# Set task:
Reproduce word for word the part of the shareholder proxy notice below that starts at "Shareholders may still" and ends after "made proxy authorisation.".

# Source:
↓

Forms for granting and revoking proxy authorisation can be downloaded from the company’s website at www.strabag.com. To help us process the paperwork more quickly, we ask that you please use the available forms.
More information about the proxy authorisation, in particular about the text form and the content of the proxy authorisation, is available from the proxy authorisation forms that are available to the shareholders.
If a shareholder has granted a proxy authorisation to his/her custodian bank (Section 10a AktG), it is sufficient for the bank to provide a declaration of having been authorised as a proxy representative in addition to the deposit confirmation.
Shareholders may still exercise their rights in the Annual General Meeting even after appointing a proxy representative. Appearing in person counts as revocation of a previously made proxy authorisation.
The above rules for proxy authorisation apply by analogy to its revocation. As a special service, shareholders may authorise a representative from the Austrian Shareholder Association (IVA), Feldmühlgasse 22, 1130 Wien, to act as an independent proxy to exercise their voting rights at the Annual General Meeting in accordance with their instructions. The IVA has offered to send Mr. Florian Beckermann as a shareholders‘ representative at the Annual General Meeting. A special proxy authorisation form for Mr. Florian Beckermann is available for download from the company website at www.strabag.com. This form must be received by the company no later than 14 June 2018, 4:00 p.m. exclusively at one of the above-mentioned addresses for the receipt of proxy authorisation forms. It is possible to contact Mr. Florian Beckermann of the IVA directly at Tel.: +43 1 8763343-30, fax: +43 1 8763343-39 or e-mail florian.beckermann@iva.or.at.

↑

# Given material:
↓

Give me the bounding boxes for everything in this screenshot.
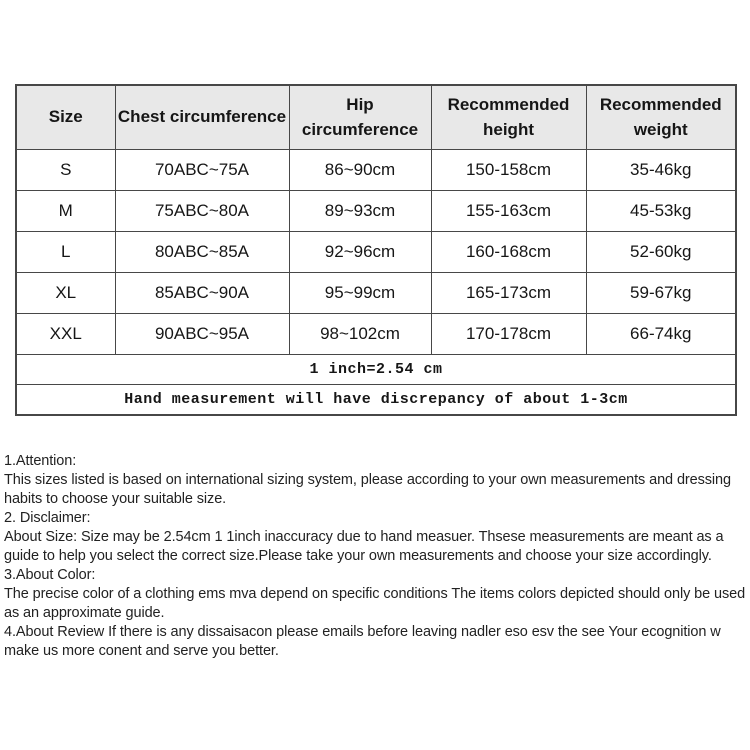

↑

# Solution to this problem:
Shareholders may still exercise their rights in the Annual General Meeting even after appointing a proxy representative. Appearing in person counts as revocation of a previously made proxy authorisation.